• [Material to process]

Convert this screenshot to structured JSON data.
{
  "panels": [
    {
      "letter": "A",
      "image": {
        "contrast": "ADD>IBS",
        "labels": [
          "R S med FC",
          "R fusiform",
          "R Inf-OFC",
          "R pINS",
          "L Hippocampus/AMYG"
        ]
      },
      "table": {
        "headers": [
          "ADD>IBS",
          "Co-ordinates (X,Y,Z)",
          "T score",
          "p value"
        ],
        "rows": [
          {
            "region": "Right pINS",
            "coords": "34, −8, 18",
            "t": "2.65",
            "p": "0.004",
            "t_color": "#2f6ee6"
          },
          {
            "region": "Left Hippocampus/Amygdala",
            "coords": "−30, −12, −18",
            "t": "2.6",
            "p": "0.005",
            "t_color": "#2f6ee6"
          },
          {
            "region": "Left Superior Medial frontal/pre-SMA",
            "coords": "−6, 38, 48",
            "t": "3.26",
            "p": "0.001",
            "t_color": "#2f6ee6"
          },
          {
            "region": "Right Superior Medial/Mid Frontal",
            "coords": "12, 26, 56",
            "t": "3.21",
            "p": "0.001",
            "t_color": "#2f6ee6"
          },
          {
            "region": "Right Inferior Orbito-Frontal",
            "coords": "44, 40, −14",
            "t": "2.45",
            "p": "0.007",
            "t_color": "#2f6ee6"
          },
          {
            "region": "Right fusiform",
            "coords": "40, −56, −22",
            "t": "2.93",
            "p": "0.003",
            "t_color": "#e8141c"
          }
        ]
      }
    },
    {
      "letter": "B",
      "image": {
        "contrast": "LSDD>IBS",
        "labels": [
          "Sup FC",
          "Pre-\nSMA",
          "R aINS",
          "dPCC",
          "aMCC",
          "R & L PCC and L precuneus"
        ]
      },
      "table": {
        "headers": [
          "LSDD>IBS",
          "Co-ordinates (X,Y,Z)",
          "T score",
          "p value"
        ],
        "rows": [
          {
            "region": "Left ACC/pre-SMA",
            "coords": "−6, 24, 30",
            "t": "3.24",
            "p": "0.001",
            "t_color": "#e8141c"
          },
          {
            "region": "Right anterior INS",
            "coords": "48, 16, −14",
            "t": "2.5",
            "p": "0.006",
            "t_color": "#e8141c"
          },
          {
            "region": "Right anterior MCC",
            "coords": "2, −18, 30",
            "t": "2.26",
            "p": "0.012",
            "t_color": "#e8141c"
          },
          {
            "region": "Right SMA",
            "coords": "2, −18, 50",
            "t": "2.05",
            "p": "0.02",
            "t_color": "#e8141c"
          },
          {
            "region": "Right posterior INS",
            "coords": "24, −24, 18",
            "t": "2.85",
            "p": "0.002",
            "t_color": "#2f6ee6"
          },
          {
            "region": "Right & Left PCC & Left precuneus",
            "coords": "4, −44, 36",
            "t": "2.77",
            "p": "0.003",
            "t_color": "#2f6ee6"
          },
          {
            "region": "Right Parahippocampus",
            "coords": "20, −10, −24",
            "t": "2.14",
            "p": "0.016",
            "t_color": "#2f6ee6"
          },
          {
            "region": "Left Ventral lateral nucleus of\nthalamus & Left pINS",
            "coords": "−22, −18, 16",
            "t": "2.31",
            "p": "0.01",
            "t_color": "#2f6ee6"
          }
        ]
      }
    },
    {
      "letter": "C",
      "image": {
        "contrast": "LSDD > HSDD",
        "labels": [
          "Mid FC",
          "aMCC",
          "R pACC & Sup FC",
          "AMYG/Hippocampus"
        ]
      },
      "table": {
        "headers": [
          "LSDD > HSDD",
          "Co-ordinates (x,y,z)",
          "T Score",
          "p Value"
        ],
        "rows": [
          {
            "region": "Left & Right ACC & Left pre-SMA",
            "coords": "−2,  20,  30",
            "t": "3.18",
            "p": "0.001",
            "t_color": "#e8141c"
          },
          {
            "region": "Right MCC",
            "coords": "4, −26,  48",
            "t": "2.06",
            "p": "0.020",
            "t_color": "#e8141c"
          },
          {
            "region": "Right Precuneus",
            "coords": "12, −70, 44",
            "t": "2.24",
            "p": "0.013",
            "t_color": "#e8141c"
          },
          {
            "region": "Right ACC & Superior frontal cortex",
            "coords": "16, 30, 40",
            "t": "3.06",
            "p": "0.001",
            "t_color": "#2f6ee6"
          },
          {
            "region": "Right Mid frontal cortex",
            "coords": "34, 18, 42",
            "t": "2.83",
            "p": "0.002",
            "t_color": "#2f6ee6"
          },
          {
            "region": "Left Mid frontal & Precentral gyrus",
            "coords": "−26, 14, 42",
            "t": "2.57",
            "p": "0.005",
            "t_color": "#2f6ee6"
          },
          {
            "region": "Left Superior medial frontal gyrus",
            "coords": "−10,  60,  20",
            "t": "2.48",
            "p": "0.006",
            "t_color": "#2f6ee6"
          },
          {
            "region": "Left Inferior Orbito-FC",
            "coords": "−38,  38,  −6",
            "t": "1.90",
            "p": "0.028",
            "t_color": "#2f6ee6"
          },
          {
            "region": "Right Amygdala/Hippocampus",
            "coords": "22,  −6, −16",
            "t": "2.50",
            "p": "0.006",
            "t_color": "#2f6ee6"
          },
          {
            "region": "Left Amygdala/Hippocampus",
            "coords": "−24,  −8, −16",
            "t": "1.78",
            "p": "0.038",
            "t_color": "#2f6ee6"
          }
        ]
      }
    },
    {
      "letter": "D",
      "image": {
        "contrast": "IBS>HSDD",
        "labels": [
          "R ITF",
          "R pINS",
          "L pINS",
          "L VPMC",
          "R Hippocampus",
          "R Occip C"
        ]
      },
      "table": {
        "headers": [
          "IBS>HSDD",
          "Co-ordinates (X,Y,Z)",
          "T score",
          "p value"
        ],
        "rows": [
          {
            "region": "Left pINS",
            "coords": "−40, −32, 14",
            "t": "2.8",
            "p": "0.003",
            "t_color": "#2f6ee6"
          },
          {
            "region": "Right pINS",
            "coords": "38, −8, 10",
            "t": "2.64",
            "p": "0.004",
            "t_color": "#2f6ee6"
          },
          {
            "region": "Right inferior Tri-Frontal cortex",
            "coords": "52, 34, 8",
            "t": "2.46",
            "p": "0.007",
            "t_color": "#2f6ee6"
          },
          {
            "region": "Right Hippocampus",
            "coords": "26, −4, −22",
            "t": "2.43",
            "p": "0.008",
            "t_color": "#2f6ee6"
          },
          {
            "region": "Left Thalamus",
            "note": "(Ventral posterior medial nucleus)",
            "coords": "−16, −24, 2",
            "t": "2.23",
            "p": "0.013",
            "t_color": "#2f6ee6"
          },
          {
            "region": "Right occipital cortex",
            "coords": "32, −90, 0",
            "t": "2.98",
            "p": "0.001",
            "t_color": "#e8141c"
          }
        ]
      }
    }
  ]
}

• [What is asked] Extract every line of the records above that contains the word "cortex".

• [Complete answer]
            "region": "Right ACC & Superior frontal cortex",
            "region": "Right Mid frontal cortex",
            "region": "Right inferior Tri-Frontal cortex",
            "region": "Right occipital cortex",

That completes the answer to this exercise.